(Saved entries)
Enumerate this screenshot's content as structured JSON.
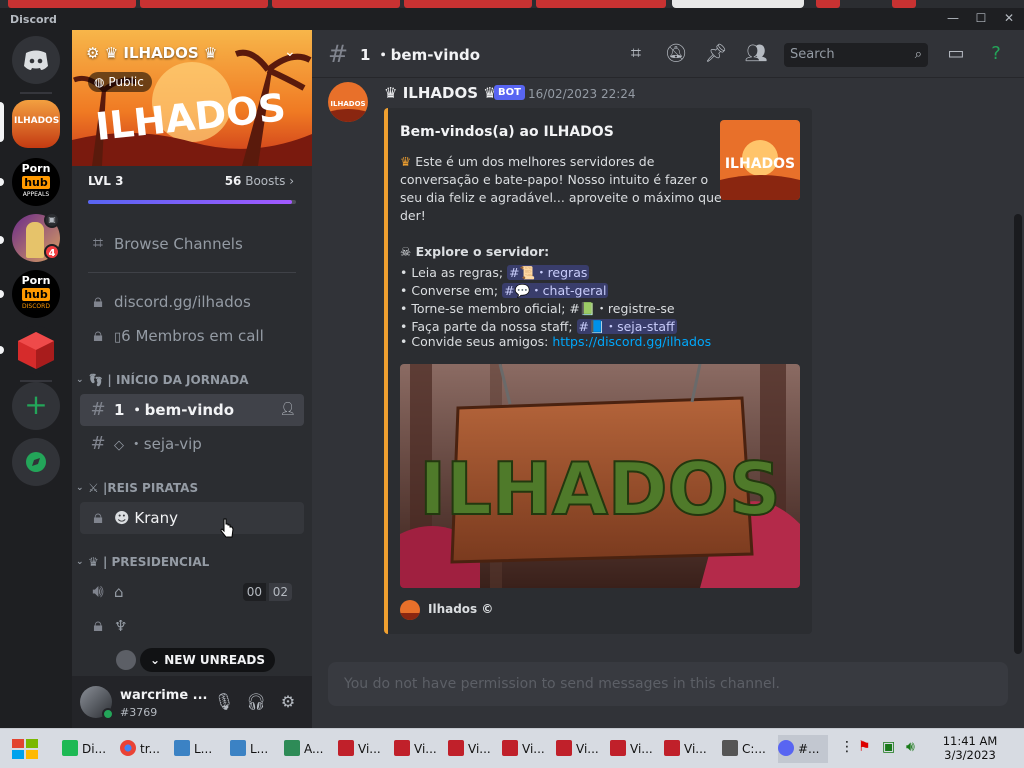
{
  "app": {
    "title": "Discord"
  },
  "colors": {
    "accent": "#5865f2",
    "embed_border": "#f0a030",
    "link": "#00a8fc",
    "danger": "#f23f43",
    "green": "#23a559"
  },
  "servers": [
    {
      "name": "ILHADOS",
      "icon_text": "ILHADOS"
    },
    {
      "name": "Porn hub Appeals",
      "icon_text_top": "Porn",
      "icon_text_bot": "hub",
      "icon_sub": "APPEALS"
    },
    {
      "name": "Avatar server",
      "badge": "4"
    },
    {
      "name": "Porn hub Discord",
      "icon_text_top": "Porn",
      "icon_text_bot": "hub",
      "icon_sub": "DISCORD"
    },
    {
      "name": "Roblox cube server"
    }
  ],
  "sidebar": {
    "server_name": "ILHADOS",
    "public_label": "Public",
    "level": "LVL 3",
    "boosts_count": "56",
    "boosts_label": "Boosts",
    "boost_progress": 0.98,
    "browse_channels": "Browse Channels",
    "invite_channel": "discord.gg/ilhados",
    "members_call": "6 Membros em call",
    "cat_jornada": "| INÍCIO DA JORNADA",
    "ch_bem_vindo": "1 ・bem-vindo",
    "ch_seja_vip": "・seja-vip",
    "cat_piratas": "|REIS PIRATAS",
    "ch_krany": "Krany",
    "cat_presidencial": "| PRESIDENCIAL",
    "voice_count_a": "00",
    "voice_count_b": "02",
    "new_unreads": "NEW UNREADS"
  },
  "user": {
    "name": "warcrime ...",
    "tag": "#3769"
  },
  "channel_header": {
    "title": "1 ・bem-vindo",
    "search_placeholder": "Search"
  },
  "message": {
    "author": "ILHADOS",
    "bot_tag": "BOT",
    "timestamp": "16/02/2023 22:24",
    "embed": {
      "title": "Bem-vindos(a) ao ILHADOS",
      "intro_1": "Este é um dos melhores servidores de",
      "intro_2": "conversação e bate-papo! Nosso intuito é fazer o",
      "intro_3": "seu dia feliz e agradável... aproveite o máximo que",
      "intro_4": "der!",
      "explore": "Explore o servidor:",
      "lines": [
        {
          "text": "• Leia as regras; ",
          "mention": "#📜・regras"
        },
        {
          "text": "• Converse em; ",
          "mention": "#💬・chat-geral"
        },
        {
          "text": "• Torne-se membro oficial; #📗・registre-se",
          "mention": ""
        },
        {
          "text": "• Faça parte da nossa staff; ",
          "mention": "#📘・seja-staff"
        },
        {
          "text": "• Convide seus amigos: ",
          "link": "https://discord.gg/ilhados"
        }
      ],
      "image_text": "ILHADOS",
      "thumb_text": "ILHADOS",
      "footer": "Ilhados ©"
    }
  },
  "composer": {
    "placeholder": "You do not have permission to send messages in this channel."
  },
  "taskbar": {
    "items": [
      "Di...",
      "tr...",
      "L...",
      "L...",
      "A...",
      "Vi...",
      "Vi...",
      "Vi...",
      "Vi...",
      "Vi...",
      "Vi...",
      "Vi...",
      "C:...",
      "#..."
    ],
    "time": "11:41 AM",
    "date": "3/3/2023"
  }
}
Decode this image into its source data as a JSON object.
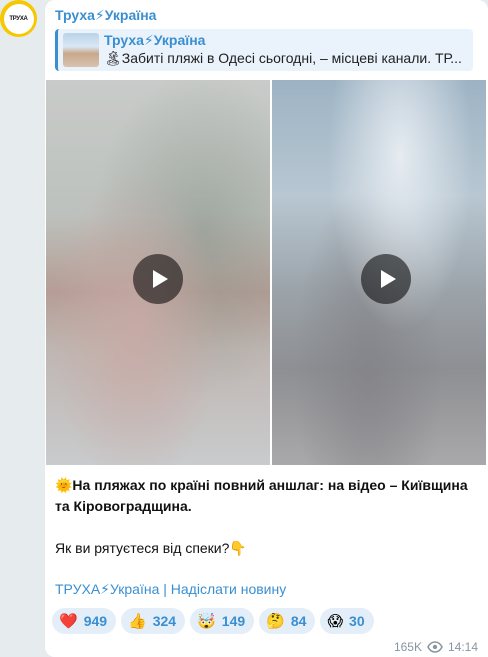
{
  "avatar": {
    "text": "ТРУХА",
    "color": "#f5c800"
  },
  "post": {
    "channel_name": "Труха⚡Україна",
    "reply": {
      "title": "Труха⚡Україна",
      "text": "🏝Забиті пляжі в Одесі сьогодні, – місцеві канали. ТР..."
    },
    "caption_line1": "🌞На пляжах по країні повний аншлаг: на відео – Київщина та Кіровоградщина.",
    "caption_line2": "Як ви рятуєтеся від спеки?👇",
    "footer_link": "ТРУХА⚡Україна | Надіслати новину",
    "reactions": [
      {
        "emoji": "❤️",
        "count": "949"
      },
      {
        "emoji": "👍",
        "count": "324"
      },
      {
        "emoji": "🤯",
        "count": "149"
      },
      {
        "emoji": "🤔",
        "count": "84"
      },
      {
        "emoji": "😱",
        "count": "30"
      }
    ],
    "views": "165K",
    "time": "14:14"
  },
  "colors": {
    "accent": "#3a8fd1",
    "background": "#e6ebee",
    "bubble": "#ffffff"
  },
  "icons": {
    "play": "play-icon",
    "views": "eye-icon"
  }
}
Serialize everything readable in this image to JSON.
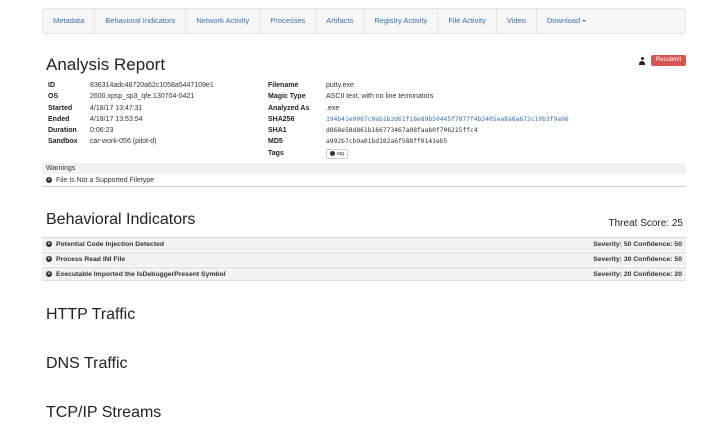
{
  "nav": [
    "Metadata",
    "Behavioral Indicators",
    "Network Activity",
    "Processes",
    "Artifacts",
    "Registry Activity",
    "File Activity",
    "Video",
    "Download"
  ],
  "title": "Analysis Report",
  "resubmit": "Resubmit",
  "left": [
    {
      "k": "ID",
      "v": "836314adc48720a62c1058a5447109e1"
    },
    {
      "k": "OS",
      "v": "2600.xpsp_sp3_qfe.130704-0421"
    },
    {
      "k": "Started",
      "v": "4/18/17 13:47:31"
    },
    {
      "k": "Ended",
      "v": "4/18/17 13:53:54"
    },
    {
      "k": "Duration",
      "v": "0:06:23"
    },
    {
      "k": "Sandbox",
      "v": "car-work-056 (pilot-d)"
    }
  ],
  "right": {
    "filename_label": "Filename",
    "filename": "putty.exe",
    "magic_label": "Magic Type",
    "magic": "ASCII text, with no line terminators",
    "analyzed_label": "Analyzed As",
    "analyzed": ".exe",
    "sha256_label": "SHA256",
    "sha256": "194b41e0067c0ab1b3d61f18e89b50445f7877f4b2405ea8a6a672c10b3f9a96",
    "sha1_label": "SHA1",
    "sha1": "d868e58d861b166773467a08faab0f706215ffc4",
    "md5_label": "MD5",
    "md5": "a992b7cb9a01bd182a6f588ff0141eb5",
    "tags_label": "Tags",
    "tag_button": "tag"
  },
  "warnings": {
    "title": "Warnings",
    "items": [
      "File Is Not a Supported Filetype"
    ]
  },
  "behavioral": {
    "title": "Behavioral Indicators",
    "threat_score": "Threat Score: 25",
    "items": [
      {
        "name": "Potential Code Injection Detected",
        "score": "Severity: 50 Confidence: 50"
      },
      {
        "name": "Process Read INI File",
        "score": "Severity: 30 Confidence: 50"
      },
      {
        "name": "Executable Imported the IsDebuggerPresent Symbol",
        "score": "Severity: 20 Confidence: 20"
      }
    ]
  },
  "sections": [
    "HTTP Traffic",
    "DNS Traffic",
    "TCP/IP Streams"
  ]
}
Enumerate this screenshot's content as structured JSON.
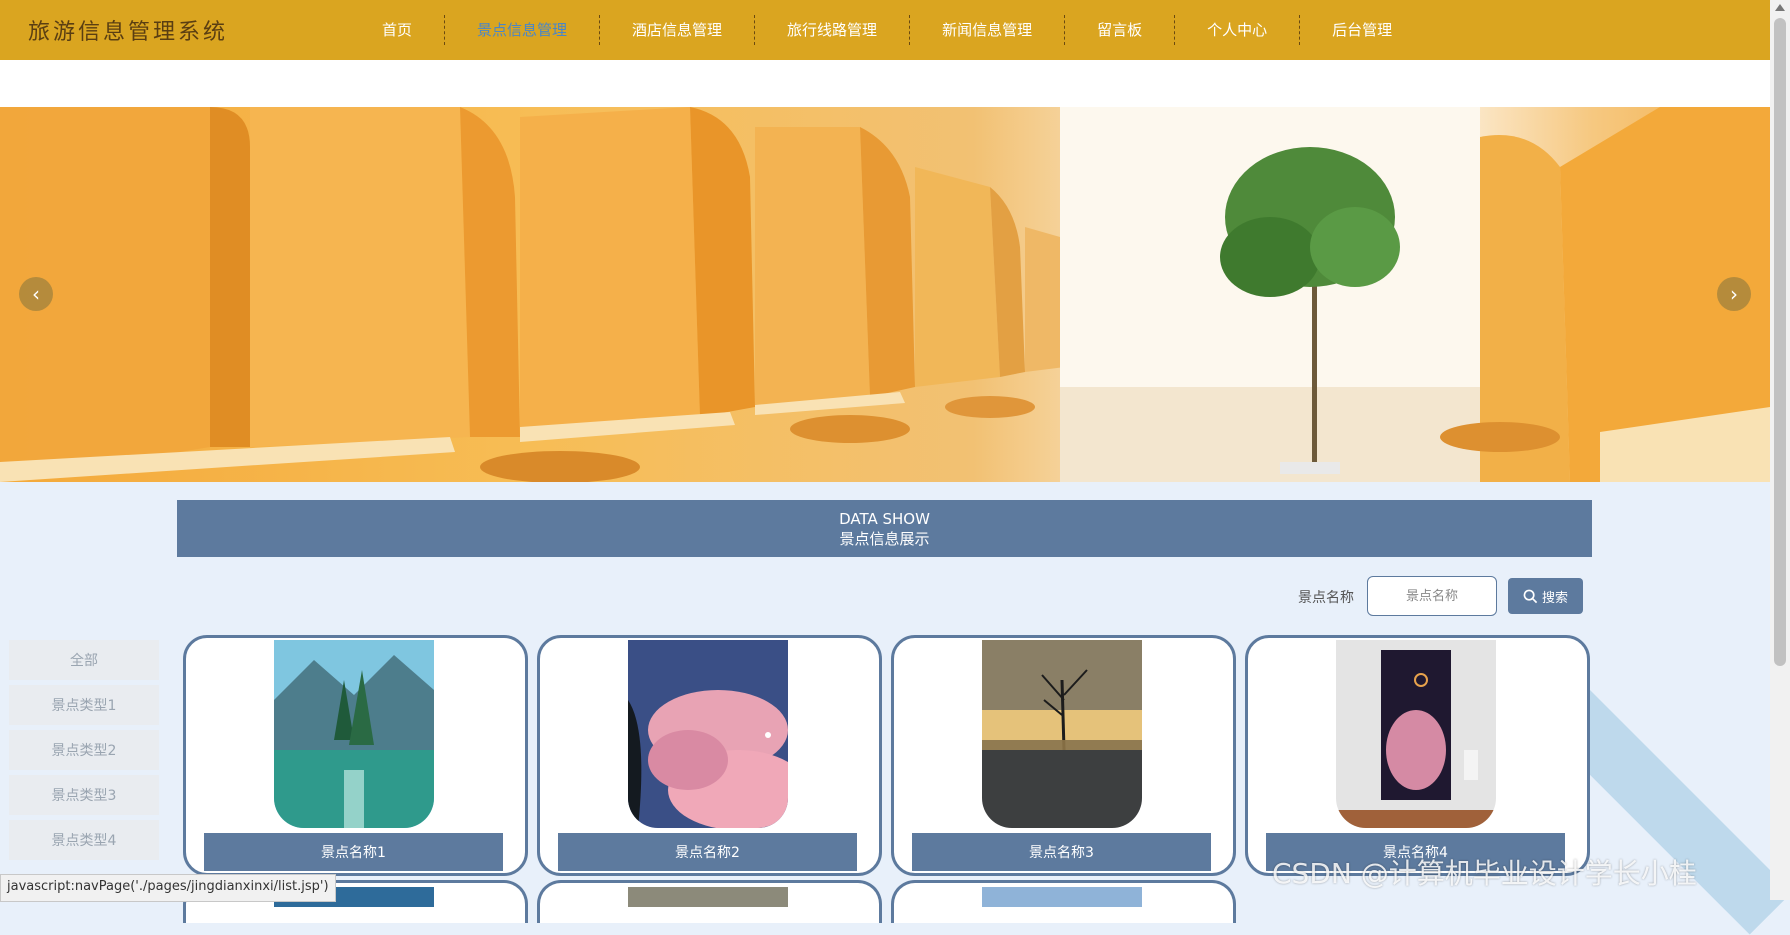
{
  "header": {
    "logo": "旅游信息管理系统",
    "nav": [
      {
        "label": "首页",
        "active": false
      },
      {
        "label": "景点信息管理",
        "active": true
      },
      {
        "label": "酒店信息管理",
        "active": false
      },
      {
        "label": "旅行线路管理",
        "active": false
      },
      {
        "label": "新闻信息管理",
        "active": false
      },
      {
        "label": "留言板",
        "active": false
      },
      {
        "label": "个人中心",
        "active": false
      },
      {
        "label": "后台管理",
        "active": false
      }
    ]
  },
  "section": {
    "title_en": "DATA SHOW",
    "title_cn": "景点信息展示"
  },
  "search": {
    "label": "景点名称",
    "placeholder": "景点名称",
    "button_label": "搜索"
  },
  "categories": [
    "全部",
    "景点类型1",
    "景点类型2",
    "景点类型3",
    "景点类型4"
  ],
  "cards": [
    {
      "name": "景点名称1"
    },
    {
      "name": "景点名称2"
    },
    {
      "name": "景点名称3"
    },
    {
      "name": "景点名称4"
    }
  ],
  "status_url": "javascript:navPage('./pages/jingdianxinxi/list.jsp')",
  "watermark": "CSDN @计算机毕业设计学长小桂",
  "colors": {
    "header_bg": "#daa520",
    "accent": "#5d7a9e",
    "active_nav": "#4a86c8",
    "page_bg": "#e8f0fa"
  }
}
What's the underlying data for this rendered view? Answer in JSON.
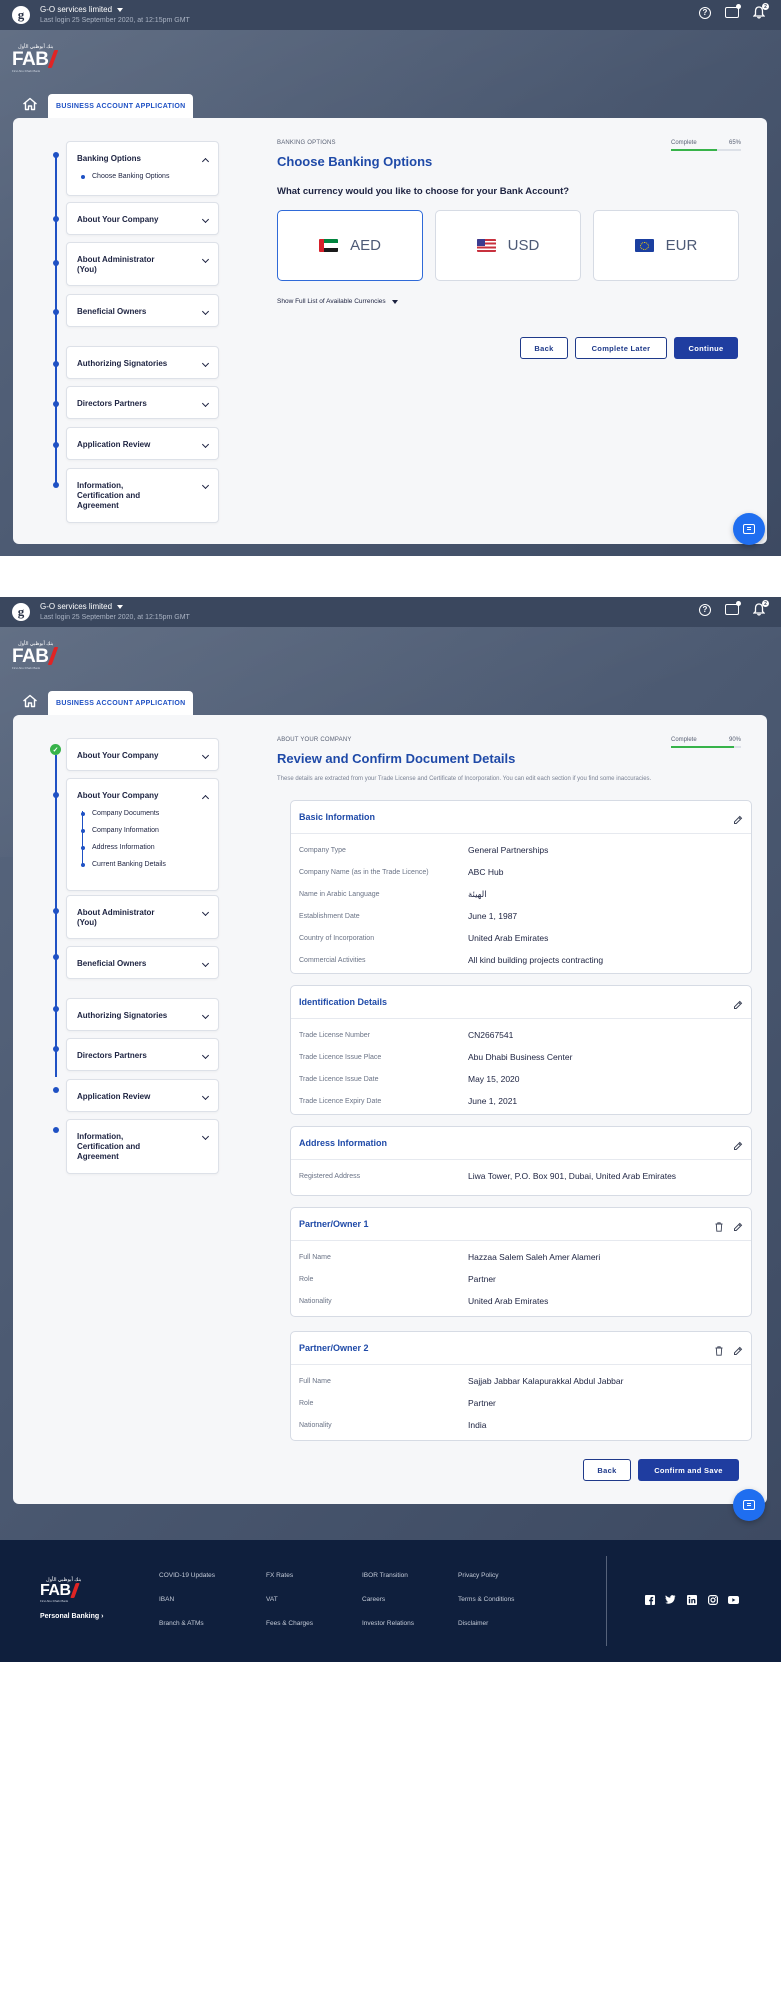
{
  "topbar": {
    "logo_letter": "g",
    "account_name": "G-O services limited",
    "last_login": "Last login 25 September 2020, at 12:15pm  GMT",
    "help_icon": "?",
    "notification_count": "2"
  },
  "brand": {
    "arabic": "بنك أبوظبي الأول",
    "wordmark": "FAB",
    "tagline": "First Abu Dhabi Bank"
  },
  "tab_label": "BUSINESS ACCOUNT APPLICATION",
  "screen1": {
    "steps": [
      {
        "label": "Banking Options",
        "sub": [
          "Choose Banking Options"
        ]
      },
      {
        "label": "About Your Company"
      },
      {
        "label": "About Administrator (You)"
      },
      {
        "label": "Beneficial Owners"
      },
      {
        "label": "Authorizing Signatories"
      },
      {
        "label": "Directors Partners"
      },
      {
        "label": "Application Review"
      },
      {
        "label": "Information, Certification and Agreement"
      }
    ],
    "section_label": "BANKING OPTIONS",
    "title": "Choose Banking Options",
    "complete_label": "Complete",
    "complete_pct": "65%",
    "complete_fraction": 0.65,
    "question": "What currency would you like to choose for your Bank Account?",
    "currencies": [
      {
        "code": "AED",
        "flag": "uae-flag-icon",
        "selected": true
      },
      {
        "code": "USD",
        "flag": "us-flag-icon",
        "selected": false
      },
      {
        "code": "EUR",
        "flag": "eu-flag-icon",
        "selected": false
      }
    ],
    "show_all": "Show Full List of Available Currencies",
    "buttons": {
      "back": "Back",
      "later": "Complete Later",
      "continue": "Continue"
    }
  },
  "screen2": {
    "steps": [
      {
        "label": "About Your Company"
      },
      {
        "label": "About Your Company",
        "sub": [
          "Company Documents",
          "Company Information",
          "Address Information",
          "Current Banking Details"
        ]
      },
      {
        "label": "About Administrator (You)"
      },
      {
        "label": "Beneficial Owners"
      },
      {
        "label": "Authorizing Signatories"
      },
      {
        "label": "Directors Partners"
      },
      {
        "label": "Application Review"
      },
      {
        "label": "Information, Certification and Agreement"
      }
    ],
    "section_label": "ABOUT YOUR COMPANY",
    "title": "Review and Confirm Document Details",
    "description": "These details are extracted from your Trade License and Certificate of Incorporation. You can edit each section if you find some inaccuracies.",
    "complete_label": "Complete",
    "complete_pct": "90%",
    "complete_fraction": 0.9,
    "panels": {
      "basic": {
        "title": "Basic Information",
        "rows": [
          {
            "k": "Company Type",
            "v": "General Partnerships"
          },
          {
            "k": "Company Name (as in the Trade Licence)",
            "v": "ABC Hub"
          },
          {
            "k": "Name in Arabic Language",
            "v": "الهيئة"
          },
          {
            "k": "Establishment Date",
            "v": "June 1, 1987"
          },
          {
            "k": "Country of Incorporation",
            "v": "United Arab Emirates"
          },
          {
            "k": "Commercial Activities",
            "v": "All kind building projects contracting"
          }
        ]
      },
      "ident": {
        "title": "Identification Details",
        "rows": [
          {
            "k": "Trade License Number",
            "v": "CN2667541"
          },
          {
            "k": "Trade Licence Issue Place",
            "v": "Abu Dhabi Business Center"
          },
          {
            "k": "Trade Licence Issue Date",
            "v": "May 15, 2020"
          },
          {
            "k": "Trade Licence Expiry Date",
            "v": "June 1, 2021"
          }
        ]
      },
      "address": {
        "title": "Address Information",
        "rows": [
          {
            "k": "Registered Address",
            "v": "Liwa Tower, P.O. Box 901, Dubai, United Arab Emirates"
          }
        ]
      },
      "partner1": {
        "title": "Partner/Owner 1",
        "rows": [
          {
            "k": "Full Name",
            "v": "Hazzaa Salem Saleh Amer Alameri"
          },
          {
            "k": "Role",
            "v": "Partner"
          },
          {
            "k": "Nationality",
            "v": "United Arab Emirates"
          }
        ]
      },
      "partner2": {
        "title": "Partner/Owner 2",
        "rows": [
          {
            "k": "Full Name",
            "v": "Sajjab Jabbar Kalapurakkal Abdul Jabbar"
          },
          {
            "k": "Role",
            "v": "Partner"
          },
          {
            "k": "Nationality",
            "v": "India"
          }
        ]
      }
    },
    "buttons": {
      "back": "Back",
      "confirm": "Confirm and Save"
    }
  },
  "footer": {
    "personal_banking": "Personal Banking ›",
    "col1": [
      "COVID-19 Updates",
      "IBAN",
      "Branch & ATMs"
    ],
    "col2": [
      "FX Rates",
      "VAT",
      "Fees & Charges"
    ],
    "col3": [
      "IBOR Transition",
      "Careers",
      "Investor Relations"
    ],
    "col4": [
      "Privacy Policy",
      "Terms & Conditions",
      "Disclaimer"
    ],
    "social": [
      "facebook-icon",
      "twitter-icon",
      "linkedin-icon",
      "instagram-icon",
      "youtube-icon"
    ]
  },
  "colors": {
    "brand_blue": "#1f3da0",
    "accent_red": "#e02424",
    "progress_green": "#37b34a",
    "footer_navy": "#0f1f3d"
  }
}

• **Aim of the exercise**
Pick out every line with the string "Severity" and copy it.

• **Reply**
        "score": "Severity: 50 Confidence: 50"
        "score": "Severity: 30 Confidence: 50"
        "score": "Severity: 20 Confidence: 20"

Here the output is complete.